[Task details]:
Below are records. Copy every line with "Previous" in it.
- - -
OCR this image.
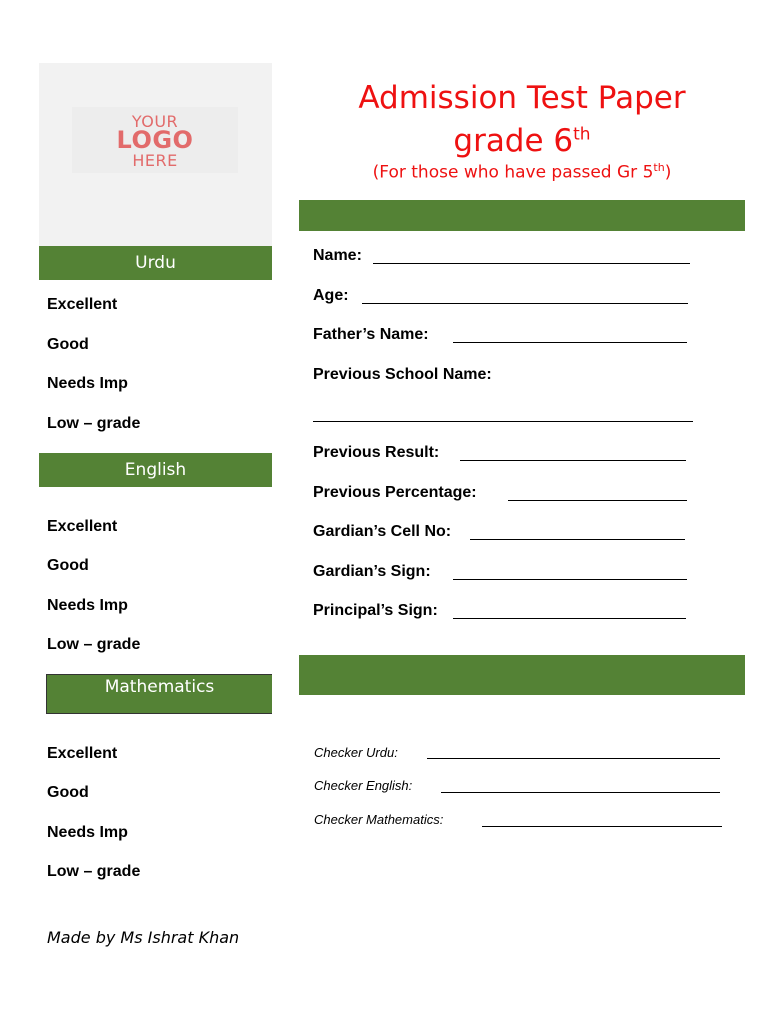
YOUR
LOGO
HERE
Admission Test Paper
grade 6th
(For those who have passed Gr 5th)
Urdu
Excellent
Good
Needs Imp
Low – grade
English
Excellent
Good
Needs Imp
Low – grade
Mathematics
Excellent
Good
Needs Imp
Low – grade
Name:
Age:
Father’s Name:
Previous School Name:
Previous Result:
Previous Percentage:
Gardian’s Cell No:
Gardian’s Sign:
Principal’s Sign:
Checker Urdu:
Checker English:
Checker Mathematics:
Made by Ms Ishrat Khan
- - -
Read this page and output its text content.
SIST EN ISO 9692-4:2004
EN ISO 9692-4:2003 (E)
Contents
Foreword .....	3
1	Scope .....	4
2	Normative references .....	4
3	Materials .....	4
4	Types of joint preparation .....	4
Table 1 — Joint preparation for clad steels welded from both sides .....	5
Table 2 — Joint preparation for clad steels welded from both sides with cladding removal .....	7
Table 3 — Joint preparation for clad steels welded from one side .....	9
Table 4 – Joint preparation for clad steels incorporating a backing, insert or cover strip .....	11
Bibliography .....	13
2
- - -
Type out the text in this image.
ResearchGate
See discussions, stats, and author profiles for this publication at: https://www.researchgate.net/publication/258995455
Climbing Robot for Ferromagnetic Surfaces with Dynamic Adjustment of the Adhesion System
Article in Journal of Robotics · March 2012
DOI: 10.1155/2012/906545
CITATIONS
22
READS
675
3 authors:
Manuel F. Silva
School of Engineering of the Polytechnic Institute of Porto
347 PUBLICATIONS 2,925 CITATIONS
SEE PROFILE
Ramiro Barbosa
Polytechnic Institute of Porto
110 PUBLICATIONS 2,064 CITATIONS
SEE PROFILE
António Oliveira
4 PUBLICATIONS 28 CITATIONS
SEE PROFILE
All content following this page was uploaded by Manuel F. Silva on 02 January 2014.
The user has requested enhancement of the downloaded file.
- - -
[Answer to the exercise]:
Previous School Name:
Previous Result:
Previous Percentage:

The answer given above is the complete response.